Copy out all the entries exactly.
##############################
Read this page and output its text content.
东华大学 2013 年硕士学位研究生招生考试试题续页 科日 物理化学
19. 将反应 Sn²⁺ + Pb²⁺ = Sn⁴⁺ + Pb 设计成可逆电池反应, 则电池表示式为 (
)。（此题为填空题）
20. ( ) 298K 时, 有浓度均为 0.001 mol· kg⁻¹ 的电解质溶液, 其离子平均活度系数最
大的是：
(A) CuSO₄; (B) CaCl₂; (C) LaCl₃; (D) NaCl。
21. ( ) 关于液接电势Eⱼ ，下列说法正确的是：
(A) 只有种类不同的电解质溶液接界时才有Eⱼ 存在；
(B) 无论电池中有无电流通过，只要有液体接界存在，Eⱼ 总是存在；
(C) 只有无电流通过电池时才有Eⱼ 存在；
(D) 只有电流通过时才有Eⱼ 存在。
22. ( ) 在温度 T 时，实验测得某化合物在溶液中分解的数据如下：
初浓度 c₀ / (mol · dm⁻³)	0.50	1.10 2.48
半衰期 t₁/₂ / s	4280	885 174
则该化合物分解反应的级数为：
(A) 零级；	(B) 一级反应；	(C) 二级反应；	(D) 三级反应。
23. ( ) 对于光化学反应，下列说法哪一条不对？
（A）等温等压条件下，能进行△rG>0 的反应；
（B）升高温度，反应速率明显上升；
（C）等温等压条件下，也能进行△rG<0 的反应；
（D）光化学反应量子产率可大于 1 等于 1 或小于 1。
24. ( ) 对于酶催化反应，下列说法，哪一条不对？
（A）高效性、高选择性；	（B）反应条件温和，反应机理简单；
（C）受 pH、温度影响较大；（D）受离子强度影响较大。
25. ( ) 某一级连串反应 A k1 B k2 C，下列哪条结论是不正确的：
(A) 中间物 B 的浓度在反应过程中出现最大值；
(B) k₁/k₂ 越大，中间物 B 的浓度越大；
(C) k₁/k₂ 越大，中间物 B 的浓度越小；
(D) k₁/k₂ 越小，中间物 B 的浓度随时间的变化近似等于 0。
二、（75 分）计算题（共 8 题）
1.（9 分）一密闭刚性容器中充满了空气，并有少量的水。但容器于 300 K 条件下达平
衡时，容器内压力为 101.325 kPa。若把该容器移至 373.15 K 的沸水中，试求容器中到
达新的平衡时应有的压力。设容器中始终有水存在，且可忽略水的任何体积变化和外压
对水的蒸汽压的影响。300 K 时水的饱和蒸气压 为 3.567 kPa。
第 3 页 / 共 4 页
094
##############################
*Solution to this problem:*
Read this page and output its text content.
东华大学 2013 年硕士学位研究生招生考试试题续页 科日 物理化学
19. 将反应 Sn²⁺ + Pb²⁺ = Sn⁴⁺ + Pb 设计成可逆电池反应, 则电池表示式为 (
)。（此题为填空题）
20. ( ) 298K 时, 有浓度均为 0.001 mol· kg⁻¹ 的电解质溶液, 其离子平均活度系数最
大的是：
(A) CuSO₄; (B) CaCl₂; (C) LaCl₃; (D) NaCl。
21. ( ) 关于液接电势Eⱼ ，下列说法正确的是：
(A) 只有种类不同的电解质溶液接界时才有Eⱼ 存在；
(B) 无论电池中有无电流通过，只要有液体接界存在，Eⱼ 总是存在；
(C) 只有无电流通过电池时才有Eⱼ 存在；
(D) 只有电流通过时才有Eⱼ 存在。
22. ( ) 在温度 T 时，实验测得某化合物在溶液中分解的数据如下：
初浓度 c₀ / (mol · dm⁻³)	0.50	1.10 2.48
半衰期 t₁/₂ / s	4280	885 174
则该化合物分解反应的级数为：
(A) 零级；	(B) 一级反应；	(C) 二级反应；	(D) 三级反应。
23. ( ) 对于光化学反应，下列说法哪一条不对？
（A）等温等压条件下，能进行△rG>0 的反应；
（B）升高温度，反应速率明显上升；
（C）等温等压条件下，也能进行△rG<0 的反应；
（D）光化学反应量子产率可大于 1 等于 1 或小于 1。
24. ( ) 对于酶催化反应，下列说法，哪一条不对？
（A）高效性、高选择性；	（B）反应条件温和，反应机理简单；
（C）受 pH、温度影响较大；（D）受离子强度影响较大。
25. ( ) 某一级连串反应 A k1 B k2 C，下列哪条结论是不正确的：
(A) 中间物 B 的浓度在反应过程中出现最大值；
(B) k₁/k₂ 越大，中间物 B 的浓度越大；
(C) k₁/k₂ 越大，中间物 B 的浓度越小；
(D) k₁/k₂ 越小，中间物 B 的浓度随时间的变化近似等于 0。
二、（75 分）计算题（共 8 题）
1.（9 分）一密闭刚性容器中充满了空气，并有少量的水。但容器于 300 K 条件下达平
衡时，容器内压力为 101.325 kPa。若把该容器移至 373.15 K 的沸水中，试求容器中到
达新的平衡时应有的压力。设容器中始终有水存在，且可忽略水的任何体积变化和外压
对水的蒸汽压的影响。300 K 时水的饱和蒸气压 为 3.567 kPa。
第 3 页 / 共 4 页
094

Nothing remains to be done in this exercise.